## SET PROBLEM
Repeat each record exactly as written, and drop any images.

## MATERIAL FOR THE TASK

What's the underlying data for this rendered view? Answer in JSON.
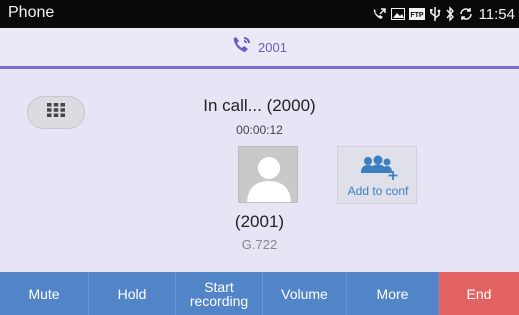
{
  "status_bar": {
    "app_title": "Phone",
    "time": "11:54",
    "icons": [
      "call-forward-icon",
      "image-icon",
      "ftp-icon",
      "usb-icon",
      "bluetooth-icon",
      "sync-icon"
    ]
  },
  "header": {
    "line_number": "2001",
    "icon": "phone-call-icon"
  },
  "call": {
    "status": "In call... (2000)",
    "timer": "00:00:12",
    "remote_number": "(2001)",
    "codec": "G.722"
  },
  "dialpad": {
    "icon": "dialpad-icon"
  },
  "add_to_conf": {
    "label": "Add to conf",
    "icon": "add-group-icon"
  },
  "actions": {
    "mute": "Mute",
    "hold": "Hold",
    "start_recording_line1": "Start",
    "start_recording_line2": "recording",
    "volume": "Volume",
    "more": "More",
    "end": "End"
  },
  "colors": {
    "accent": "#7a6fd0",
    "action_bar": "#5284c8",
    "end_button": "#e36363",
    "link": "#3c7fc0"
  }
}
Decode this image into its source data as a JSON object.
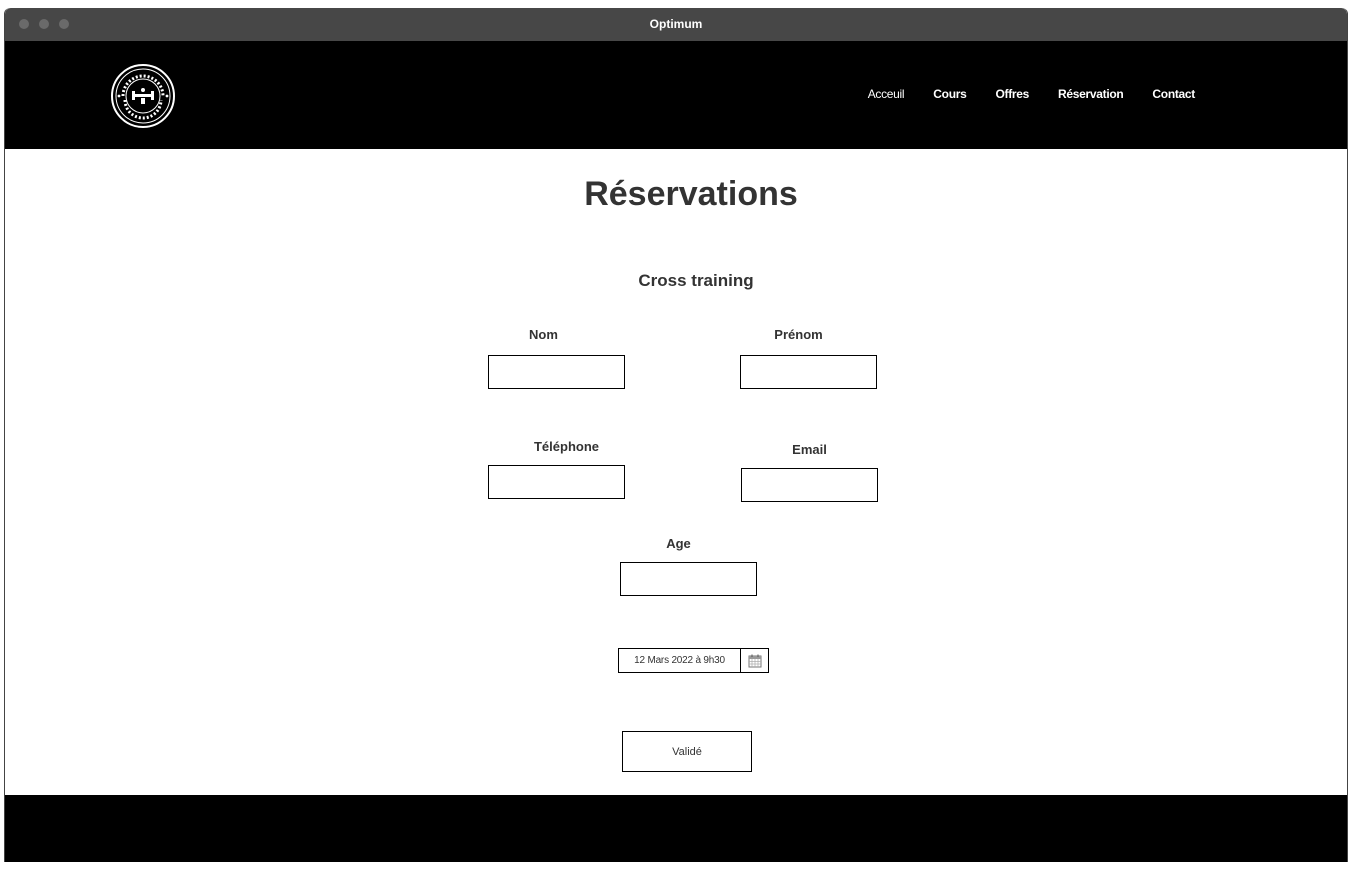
{
  "window": {
    "title": "Optimum"
  },
  "nav": {
    "links": [
      {
        "label": "Acceuil"
      },
      {
        "label": "Cours"
      },
      {
        "label": "Offres"
      },
      {
        "label": "Réservation"
      },
      {
        "label": "Contact"
      }
    ]
  },
  "main": {
    "title": "Réservations",
    "course": "Cross training",
    "form": {
      "nom_label": "Nom",
      "prenom_label": "Prénom",
      "telephone_label": "Téléphone",
      "email_label": "Email",
      "age_label": "Age",
      "date_value": "12 Mars 2022 à 9h30",
      "submit_label": "Validé"
    }
  },
  "icons": {
    "date_picker": "calendar-icon",
    "logo": "optimum-fitness-logo"
  },
  "colors": {
    "nav_bg": "#000000",
    "footer_bg": "#000000",
    "text": "#333333",
    "titlebar": "#474747"
  }
}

## RESULT
What's the underlying data for this rendered view? Answer in JSON.
{
  "status_bar": {
    "app_title": "Phone",
    "time": "11:54",
    "icons": [
      "call-forward-icon",
      "image-icon",
      "ftp-icon",
      "usb-icon",
      "bluetooth-icon",
      "sync-icon"
    ]
  },
  "header": {
    "line_number": "2001",
    "icon": "phone-call-icon"
  },
  "call": {
    "status": "In call... (2000)",
    "timer": "00:00:12",
    "remote_number": "(2001)",
    "codec": "G.722"
  },
  "dialpad": {
    "icon": "dialpad-icon"
  },
  "add_to_conf": {
    "label": "Add to conf",
    "icon": "add-group-icon"
  },
  "actions": {
    "mute": "Mute",
    "hold": "Hold",
    "start_recording_line1": "Start",
    "start_recording_line2": "recording",
    "volume": "Volume",
    "more": "More",
    "end": "End"
  },
  "colors": {
    "accent": "#7a6fd0",
    "action_bar": "#5284c8",
    "end_button": "#e36363",
    "link": "#3c7fc0"
  }
}
Decode this image into its source data as a JSON object.
{
  "window": {
    "title": "Optimum"
  },
  "nav": {
    "links": [
      {
        "label": "Acceuil"
      },
      {
        "label": "Cours"
      },
      {
        "label": "Offres"
      },
      {
        "label": "Réservation"
      },
      {
        "label": "Contact"
      }
    ]
  },
  "main": {
    "title": "Réservations",
    "course": "Cross training",
    "form": {
      "nom_label": "Nom",
      "prenom_label": "Prénom",
      "telephone_label": "Téléphone",
      "email_label": "Email",
      "age_label": "Age",
      "date_value": "12 Mars 2022 à 9h30",
      "submit_label": "Validé"
    }
  },
  "icons": {
    "date_picker": "calendar-icon",
    "logo": "optimum-fitness-logo"
  },
  "colors": {
    "nav_bg": "#000000",
    "footer_bg": "#000000",
    "text": "#333333",
    "titlebar": "#474747"
  }
}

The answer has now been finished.